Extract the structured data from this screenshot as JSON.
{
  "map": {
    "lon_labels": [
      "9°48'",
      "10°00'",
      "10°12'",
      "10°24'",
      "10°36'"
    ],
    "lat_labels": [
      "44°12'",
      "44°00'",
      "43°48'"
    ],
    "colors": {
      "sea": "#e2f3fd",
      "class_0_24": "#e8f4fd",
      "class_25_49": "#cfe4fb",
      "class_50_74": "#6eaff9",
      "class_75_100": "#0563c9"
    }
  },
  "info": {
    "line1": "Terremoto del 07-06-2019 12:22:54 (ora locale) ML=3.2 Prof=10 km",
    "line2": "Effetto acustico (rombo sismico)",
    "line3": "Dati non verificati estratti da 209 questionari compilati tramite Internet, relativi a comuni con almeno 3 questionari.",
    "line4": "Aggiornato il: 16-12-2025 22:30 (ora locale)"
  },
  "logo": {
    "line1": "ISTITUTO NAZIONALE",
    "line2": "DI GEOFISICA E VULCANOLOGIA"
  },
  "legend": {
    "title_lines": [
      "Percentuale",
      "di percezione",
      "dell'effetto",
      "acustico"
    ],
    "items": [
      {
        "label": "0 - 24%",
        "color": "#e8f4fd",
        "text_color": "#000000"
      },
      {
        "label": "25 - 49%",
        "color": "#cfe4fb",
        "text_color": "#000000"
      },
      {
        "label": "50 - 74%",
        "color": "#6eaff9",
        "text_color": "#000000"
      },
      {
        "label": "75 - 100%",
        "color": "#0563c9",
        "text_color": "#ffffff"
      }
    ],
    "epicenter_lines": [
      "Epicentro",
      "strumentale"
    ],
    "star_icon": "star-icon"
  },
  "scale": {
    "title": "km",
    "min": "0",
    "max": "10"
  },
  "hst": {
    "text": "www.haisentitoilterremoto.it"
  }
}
###
Task description ->
Every entry above should be retyped exactly as shown.

Solution below ->
Extract the structured data from this screenshot as JSON.
{
  "map": {
    "lon_labels": [
      "9°48'",
      "10°00'",
      "10°12'",
      "10°24'",
      "10°36'"
    ],
    "lat_labels": [
      "44°12'",
      "44°00'",
      "43°48'"
    ],
    "colors": {
      "sea": "#e2f3fd",
      "class_0_24": "#e8f4fd",
      "class_25_49": "#cfe4fb",
      "class_50_74": "#6eaff9",
      "class_75_100": "#0563c9"
    }
  },
  "info": {
    "line1": "Terremoto del 07-06-2019 12:22:54 (ora locale) ML=3.2 Prof=10 km",
    "line2": "Effetto acustico (rombo sismico)",
    "line3": "Dati non verificati estratti da 209 questionari compilati tramite Internet, relativi a comuni con almeno 3 questionari.",
    "line4": "Aggiornato il: 16-12-2025 22:30 (ora locale)"
  },
  "logo": {
    "line1": "ISTITUTO NAZIONALE",
    "line2": "DI GEOFISICA E VULCANOLOGIA"
  },
  "legend": {
    "title_lines": [
      "Percentuale",
      "di percezione",
      "dell'effetto",
      "acustico"
    ],
    "items": [
      {
        "label": "0 - 24%",
        "color": "#e8f4fd",
        "text_color": "#000000"
      },
      {
        "label": "25 - 49%",
        "color": "#cfe4fb",
        "text_color": "#000000"
      },
      {
        "label": "50 - 74%",
        "color": "#6eaff9",
        "text_color": "#000000"
      },
      {
        "label": "75 - 100%",
        "color": "#0563c9",
        "text_color": "#ffffff"
      }
    ],
    "epicenter_lines": [
      "Epicentro",
      "strumentale"
    ],
    "star_icon": "star-icon"
  },
  "scale": {
    "title": "km",
    "min": "0",
    "max": "10"
  },
  "hst": {
    "text": "www.haisentitoilterremoto.it"
  }
}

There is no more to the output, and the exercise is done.